**Work to do:** From the listing below, pull out the lines that hold "exerted".

**Supplied data:**
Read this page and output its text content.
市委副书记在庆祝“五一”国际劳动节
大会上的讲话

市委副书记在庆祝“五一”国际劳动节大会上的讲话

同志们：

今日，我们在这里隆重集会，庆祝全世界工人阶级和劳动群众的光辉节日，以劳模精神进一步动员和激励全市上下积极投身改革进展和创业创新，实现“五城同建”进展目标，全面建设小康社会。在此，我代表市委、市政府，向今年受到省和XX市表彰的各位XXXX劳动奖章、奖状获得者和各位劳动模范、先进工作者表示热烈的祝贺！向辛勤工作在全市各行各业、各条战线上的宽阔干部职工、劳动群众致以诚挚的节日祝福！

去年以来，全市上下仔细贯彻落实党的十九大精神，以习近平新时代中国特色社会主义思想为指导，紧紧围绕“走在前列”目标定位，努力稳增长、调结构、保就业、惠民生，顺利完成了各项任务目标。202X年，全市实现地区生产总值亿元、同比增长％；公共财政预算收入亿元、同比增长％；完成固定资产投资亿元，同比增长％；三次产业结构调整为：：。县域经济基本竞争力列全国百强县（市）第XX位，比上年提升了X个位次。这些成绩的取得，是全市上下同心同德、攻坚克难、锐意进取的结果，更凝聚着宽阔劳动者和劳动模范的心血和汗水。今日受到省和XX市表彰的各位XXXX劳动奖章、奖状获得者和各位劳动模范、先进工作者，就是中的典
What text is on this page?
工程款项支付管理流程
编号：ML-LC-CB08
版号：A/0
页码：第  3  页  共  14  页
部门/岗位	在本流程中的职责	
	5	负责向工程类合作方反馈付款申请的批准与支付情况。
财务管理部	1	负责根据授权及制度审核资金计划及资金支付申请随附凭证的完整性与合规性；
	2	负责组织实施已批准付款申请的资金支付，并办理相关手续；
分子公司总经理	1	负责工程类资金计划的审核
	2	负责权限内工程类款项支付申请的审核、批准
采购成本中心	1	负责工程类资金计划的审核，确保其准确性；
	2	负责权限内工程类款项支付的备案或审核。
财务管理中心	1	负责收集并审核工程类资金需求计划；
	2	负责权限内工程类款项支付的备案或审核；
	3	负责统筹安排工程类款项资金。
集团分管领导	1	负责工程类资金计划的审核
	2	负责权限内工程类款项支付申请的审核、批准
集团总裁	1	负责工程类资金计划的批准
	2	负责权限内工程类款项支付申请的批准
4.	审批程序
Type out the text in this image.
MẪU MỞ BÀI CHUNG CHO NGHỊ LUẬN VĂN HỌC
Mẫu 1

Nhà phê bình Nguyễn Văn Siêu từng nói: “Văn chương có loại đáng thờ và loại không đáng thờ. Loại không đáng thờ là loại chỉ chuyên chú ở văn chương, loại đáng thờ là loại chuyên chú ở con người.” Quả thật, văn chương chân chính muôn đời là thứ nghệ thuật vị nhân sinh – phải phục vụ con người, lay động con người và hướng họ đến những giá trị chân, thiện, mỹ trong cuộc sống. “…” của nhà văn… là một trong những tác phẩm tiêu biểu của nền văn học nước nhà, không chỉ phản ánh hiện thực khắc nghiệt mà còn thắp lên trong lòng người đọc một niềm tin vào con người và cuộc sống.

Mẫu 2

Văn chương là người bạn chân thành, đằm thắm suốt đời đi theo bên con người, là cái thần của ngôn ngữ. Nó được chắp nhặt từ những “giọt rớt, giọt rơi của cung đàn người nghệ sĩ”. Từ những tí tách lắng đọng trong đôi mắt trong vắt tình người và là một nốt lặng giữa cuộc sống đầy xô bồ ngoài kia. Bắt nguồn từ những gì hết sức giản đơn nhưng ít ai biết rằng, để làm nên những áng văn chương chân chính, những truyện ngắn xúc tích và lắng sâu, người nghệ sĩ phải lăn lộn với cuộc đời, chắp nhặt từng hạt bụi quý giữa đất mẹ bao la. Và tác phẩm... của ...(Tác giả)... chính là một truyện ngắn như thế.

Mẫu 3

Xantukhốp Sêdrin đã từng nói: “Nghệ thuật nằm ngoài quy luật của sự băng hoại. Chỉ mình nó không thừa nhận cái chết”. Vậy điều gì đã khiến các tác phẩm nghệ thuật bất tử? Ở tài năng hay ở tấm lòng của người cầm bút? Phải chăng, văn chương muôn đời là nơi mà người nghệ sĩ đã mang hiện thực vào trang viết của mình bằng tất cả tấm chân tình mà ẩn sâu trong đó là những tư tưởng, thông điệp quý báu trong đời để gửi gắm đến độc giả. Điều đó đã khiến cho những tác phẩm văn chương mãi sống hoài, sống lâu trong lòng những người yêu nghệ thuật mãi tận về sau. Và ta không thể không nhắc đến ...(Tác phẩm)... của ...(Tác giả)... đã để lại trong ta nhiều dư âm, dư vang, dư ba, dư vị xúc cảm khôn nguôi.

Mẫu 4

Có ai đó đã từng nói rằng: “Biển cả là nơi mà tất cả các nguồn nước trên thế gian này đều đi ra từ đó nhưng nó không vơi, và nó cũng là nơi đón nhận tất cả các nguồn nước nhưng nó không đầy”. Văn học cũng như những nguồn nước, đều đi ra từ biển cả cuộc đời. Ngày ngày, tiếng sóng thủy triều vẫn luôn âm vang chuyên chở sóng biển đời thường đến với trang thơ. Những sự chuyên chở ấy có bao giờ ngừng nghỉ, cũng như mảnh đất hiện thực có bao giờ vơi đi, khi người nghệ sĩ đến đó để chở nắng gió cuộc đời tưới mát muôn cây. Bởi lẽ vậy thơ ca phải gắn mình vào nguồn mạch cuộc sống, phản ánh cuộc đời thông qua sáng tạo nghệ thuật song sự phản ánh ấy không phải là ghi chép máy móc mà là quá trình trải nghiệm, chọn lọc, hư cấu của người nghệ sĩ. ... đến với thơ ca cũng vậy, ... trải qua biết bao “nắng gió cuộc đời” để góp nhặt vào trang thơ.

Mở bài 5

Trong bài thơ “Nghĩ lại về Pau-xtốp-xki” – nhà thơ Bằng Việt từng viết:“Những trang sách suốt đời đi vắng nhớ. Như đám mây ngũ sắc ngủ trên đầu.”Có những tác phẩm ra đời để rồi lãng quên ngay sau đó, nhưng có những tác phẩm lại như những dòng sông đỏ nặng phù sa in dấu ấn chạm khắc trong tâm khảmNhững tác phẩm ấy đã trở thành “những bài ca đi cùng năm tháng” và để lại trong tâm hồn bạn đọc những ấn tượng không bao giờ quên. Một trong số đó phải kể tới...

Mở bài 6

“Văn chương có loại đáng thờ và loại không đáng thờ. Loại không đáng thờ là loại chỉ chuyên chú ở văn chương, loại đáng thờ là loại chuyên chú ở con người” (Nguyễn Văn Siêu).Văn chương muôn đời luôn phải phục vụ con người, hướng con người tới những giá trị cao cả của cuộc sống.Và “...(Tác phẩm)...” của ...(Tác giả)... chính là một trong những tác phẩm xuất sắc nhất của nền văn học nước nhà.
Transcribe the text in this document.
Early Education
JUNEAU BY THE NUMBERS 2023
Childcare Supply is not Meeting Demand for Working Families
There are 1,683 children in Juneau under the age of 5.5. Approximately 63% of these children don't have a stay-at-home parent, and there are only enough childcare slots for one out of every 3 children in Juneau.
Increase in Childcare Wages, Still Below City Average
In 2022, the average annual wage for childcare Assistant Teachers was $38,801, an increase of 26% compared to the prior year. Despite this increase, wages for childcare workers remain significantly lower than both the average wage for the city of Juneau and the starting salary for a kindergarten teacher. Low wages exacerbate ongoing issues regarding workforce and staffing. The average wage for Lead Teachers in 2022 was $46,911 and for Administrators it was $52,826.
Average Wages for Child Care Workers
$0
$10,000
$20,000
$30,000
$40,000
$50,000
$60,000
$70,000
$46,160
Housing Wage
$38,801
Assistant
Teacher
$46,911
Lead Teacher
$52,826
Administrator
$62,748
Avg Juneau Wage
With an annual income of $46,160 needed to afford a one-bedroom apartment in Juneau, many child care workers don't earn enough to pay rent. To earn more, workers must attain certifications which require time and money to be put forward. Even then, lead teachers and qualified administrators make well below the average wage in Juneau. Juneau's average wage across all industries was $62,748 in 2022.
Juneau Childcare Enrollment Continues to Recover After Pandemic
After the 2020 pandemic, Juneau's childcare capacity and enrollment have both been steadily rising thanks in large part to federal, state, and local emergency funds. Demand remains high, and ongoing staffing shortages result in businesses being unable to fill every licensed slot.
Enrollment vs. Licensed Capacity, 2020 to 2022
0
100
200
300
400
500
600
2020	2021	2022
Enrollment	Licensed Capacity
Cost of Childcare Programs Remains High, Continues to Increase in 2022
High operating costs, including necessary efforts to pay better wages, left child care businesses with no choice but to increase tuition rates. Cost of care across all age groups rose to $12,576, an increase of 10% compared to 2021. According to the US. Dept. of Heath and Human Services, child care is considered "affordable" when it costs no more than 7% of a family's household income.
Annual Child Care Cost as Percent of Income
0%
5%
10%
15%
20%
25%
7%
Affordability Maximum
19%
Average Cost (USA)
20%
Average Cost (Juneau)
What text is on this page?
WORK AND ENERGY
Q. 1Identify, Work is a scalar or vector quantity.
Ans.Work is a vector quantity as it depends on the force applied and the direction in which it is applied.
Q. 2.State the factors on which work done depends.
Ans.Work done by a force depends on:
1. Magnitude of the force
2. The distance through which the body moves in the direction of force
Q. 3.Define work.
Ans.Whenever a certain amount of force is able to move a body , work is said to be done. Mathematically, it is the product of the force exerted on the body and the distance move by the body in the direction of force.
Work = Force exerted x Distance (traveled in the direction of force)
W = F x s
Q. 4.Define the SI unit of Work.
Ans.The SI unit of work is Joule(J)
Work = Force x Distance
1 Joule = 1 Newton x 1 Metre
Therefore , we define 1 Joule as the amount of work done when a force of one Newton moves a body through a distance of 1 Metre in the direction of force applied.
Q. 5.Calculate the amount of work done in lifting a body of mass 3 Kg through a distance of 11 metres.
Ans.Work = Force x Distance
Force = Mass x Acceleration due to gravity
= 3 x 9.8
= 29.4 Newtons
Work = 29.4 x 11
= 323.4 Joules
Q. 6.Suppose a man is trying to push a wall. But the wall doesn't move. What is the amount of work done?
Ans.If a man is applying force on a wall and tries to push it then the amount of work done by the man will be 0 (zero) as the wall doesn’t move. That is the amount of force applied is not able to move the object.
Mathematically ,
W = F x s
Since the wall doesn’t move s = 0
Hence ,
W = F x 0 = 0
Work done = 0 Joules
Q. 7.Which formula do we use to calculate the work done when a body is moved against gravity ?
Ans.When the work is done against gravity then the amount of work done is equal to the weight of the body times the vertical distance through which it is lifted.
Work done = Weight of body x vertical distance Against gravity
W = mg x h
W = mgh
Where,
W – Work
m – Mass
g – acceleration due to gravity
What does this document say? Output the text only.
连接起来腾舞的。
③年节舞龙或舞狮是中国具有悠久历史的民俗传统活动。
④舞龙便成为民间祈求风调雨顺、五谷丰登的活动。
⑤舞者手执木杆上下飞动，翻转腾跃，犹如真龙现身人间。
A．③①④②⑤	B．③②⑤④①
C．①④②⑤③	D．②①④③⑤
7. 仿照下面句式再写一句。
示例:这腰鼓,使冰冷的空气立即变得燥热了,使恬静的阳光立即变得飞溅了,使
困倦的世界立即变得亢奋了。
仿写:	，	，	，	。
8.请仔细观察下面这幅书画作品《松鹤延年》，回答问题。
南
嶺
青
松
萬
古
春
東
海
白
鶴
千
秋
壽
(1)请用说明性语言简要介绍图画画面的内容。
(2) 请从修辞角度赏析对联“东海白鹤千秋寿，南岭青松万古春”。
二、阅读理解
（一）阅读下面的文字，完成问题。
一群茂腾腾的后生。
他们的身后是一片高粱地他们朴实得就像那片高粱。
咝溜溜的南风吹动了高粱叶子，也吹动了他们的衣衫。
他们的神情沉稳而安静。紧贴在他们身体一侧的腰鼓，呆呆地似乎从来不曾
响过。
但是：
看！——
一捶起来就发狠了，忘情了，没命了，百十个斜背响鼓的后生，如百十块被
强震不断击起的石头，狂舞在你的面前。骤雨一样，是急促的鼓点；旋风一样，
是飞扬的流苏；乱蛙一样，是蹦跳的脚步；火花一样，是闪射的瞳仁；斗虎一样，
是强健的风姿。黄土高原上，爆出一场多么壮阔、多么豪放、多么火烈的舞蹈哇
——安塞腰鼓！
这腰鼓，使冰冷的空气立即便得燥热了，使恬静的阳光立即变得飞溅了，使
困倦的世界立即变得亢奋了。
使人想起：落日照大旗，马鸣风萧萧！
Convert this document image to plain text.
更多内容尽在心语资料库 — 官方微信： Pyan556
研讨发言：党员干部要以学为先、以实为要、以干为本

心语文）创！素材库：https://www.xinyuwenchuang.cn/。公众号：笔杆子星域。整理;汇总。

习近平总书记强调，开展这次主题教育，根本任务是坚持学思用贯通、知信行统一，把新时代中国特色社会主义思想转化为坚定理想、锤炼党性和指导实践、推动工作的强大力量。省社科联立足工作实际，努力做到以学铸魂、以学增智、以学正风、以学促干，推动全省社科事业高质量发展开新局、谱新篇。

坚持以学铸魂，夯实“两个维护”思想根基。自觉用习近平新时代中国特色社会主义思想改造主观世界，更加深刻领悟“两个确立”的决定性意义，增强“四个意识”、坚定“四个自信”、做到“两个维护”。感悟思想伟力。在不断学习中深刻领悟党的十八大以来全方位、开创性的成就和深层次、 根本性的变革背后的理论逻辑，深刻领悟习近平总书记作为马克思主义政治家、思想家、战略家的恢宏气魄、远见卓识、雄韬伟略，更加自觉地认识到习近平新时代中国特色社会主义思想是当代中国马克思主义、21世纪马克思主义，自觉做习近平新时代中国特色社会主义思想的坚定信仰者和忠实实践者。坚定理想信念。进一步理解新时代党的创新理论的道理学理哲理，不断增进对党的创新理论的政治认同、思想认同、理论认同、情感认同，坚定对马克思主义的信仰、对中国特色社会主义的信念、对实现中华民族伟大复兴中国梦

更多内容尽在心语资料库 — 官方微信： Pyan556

**Solution to the problem:**
Ans.Whenever a certain amount of force is able to move a body , work is said to be done. Mathematically, it is the product of the force exerted on the body and the distance move by the body in the direction of force.
Work = Force exerted x Distance (traveled in the direction of force)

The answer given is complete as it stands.